DATA SHOWN —
◇ ◇ ◇ ◇ ◇ ◇ ◇
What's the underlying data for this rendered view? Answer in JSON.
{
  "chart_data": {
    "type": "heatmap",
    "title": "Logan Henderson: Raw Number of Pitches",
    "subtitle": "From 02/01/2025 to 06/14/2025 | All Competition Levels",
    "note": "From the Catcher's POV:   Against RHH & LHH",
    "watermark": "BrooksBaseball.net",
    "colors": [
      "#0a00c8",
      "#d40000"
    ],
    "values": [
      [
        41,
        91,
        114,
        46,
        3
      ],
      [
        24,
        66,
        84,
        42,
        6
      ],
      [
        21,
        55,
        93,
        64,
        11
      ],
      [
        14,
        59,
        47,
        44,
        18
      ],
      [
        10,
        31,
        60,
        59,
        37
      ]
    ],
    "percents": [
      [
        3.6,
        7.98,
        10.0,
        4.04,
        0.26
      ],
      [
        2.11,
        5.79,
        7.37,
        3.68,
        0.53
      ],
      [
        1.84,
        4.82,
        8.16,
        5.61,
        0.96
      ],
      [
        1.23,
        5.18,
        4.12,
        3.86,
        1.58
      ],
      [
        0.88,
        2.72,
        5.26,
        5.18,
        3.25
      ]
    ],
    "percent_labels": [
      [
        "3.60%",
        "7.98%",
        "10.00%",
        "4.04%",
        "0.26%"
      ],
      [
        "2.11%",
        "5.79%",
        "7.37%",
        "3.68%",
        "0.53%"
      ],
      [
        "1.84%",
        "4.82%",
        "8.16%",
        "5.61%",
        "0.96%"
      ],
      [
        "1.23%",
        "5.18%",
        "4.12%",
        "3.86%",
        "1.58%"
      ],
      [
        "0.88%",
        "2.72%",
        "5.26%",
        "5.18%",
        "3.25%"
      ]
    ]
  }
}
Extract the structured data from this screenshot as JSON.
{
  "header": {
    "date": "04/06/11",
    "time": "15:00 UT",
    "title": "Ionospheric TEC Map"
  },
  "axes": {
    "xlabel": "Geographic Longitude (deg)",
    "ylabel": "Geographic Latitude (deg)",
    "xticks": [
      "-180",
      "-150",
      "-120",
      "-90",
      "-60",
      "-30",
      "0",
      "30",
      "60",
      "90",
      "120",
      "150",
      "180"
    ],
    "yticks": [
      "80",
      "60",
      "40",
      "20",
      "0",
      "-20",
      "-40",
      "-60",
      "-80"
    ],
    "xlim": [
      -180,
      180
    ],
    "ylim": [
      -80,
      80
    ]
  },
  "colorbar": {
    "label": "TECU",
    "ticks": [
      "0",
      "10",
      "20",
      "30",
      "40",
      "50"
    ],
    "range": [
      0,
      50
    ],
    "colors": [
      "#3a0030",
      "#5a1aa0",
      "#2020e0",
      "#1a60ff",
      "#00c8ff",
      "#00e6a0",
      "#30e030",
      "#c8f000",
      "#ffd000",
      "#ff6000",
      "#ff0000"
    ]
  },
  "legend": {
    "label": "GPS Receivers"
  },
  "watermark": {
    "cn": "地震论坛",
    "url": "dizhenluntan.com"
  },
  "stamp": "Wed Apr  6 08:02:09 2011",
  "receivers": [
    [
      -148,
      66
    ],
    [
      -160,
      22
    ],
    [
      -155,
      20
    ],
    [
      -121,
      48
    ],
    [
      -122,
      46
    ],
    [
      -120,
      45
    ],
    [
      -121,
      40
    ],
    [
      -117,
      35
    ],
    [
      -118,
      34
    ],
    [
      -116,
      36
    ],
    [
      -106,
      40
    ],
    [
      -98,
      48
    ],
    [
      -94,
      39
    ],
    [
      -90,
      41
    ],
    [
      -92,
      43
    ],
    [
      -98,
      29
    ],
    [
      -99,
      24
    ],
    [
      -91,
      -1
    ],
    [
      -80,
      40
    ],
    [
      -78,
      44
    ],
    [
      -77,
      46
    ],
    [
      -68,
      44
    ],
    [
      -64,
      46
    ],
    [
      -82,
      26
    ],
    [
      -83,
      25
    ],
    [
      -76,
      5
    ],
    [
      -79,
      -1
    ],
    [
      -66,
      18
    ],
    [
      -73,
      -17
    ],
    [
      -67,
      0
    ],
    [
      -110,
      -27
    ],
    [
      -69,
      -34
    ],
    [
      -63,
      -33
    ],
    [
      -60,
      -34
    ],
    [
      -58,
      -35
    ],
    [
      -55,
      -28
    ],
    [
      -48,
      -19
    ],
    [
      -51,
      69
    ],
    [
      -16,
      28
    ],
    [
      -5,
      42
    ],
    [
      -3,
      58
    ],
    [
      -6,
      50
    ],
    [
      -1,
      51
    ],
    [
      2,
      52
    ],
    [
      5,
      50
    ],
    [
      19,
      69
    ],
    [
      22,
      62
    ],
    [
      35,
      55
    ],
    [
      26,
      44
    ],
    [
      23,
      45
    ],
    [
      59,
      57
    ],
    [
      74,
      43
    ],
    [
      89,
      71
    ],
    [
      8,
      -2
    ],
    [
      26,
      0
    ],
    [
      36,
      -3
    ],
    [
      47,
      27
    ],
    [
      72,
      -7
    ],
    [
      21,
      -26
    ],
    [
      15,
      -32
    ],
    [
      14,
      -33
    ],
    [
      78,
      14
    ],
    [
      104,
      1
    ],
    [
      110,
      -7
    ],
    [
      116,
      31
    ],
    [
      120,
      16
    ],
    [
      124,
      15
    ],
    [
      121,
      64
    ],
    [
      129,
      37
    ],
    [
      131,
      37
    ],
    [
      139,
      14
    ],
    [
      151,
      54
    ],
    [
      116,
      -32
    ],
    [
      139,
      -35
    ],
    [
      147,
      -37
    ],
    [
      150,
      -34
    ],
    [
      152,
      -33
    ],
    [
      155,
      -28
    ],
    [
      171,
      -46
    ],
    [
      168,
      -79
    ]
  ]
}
◇ ◇ ◇ ◇ ◇ ◇ ◇
PROBLEM TO SOLVE — Count how many lines include the string "this". Nothing but the number is needed.

PROBLEM SOLUTION — 2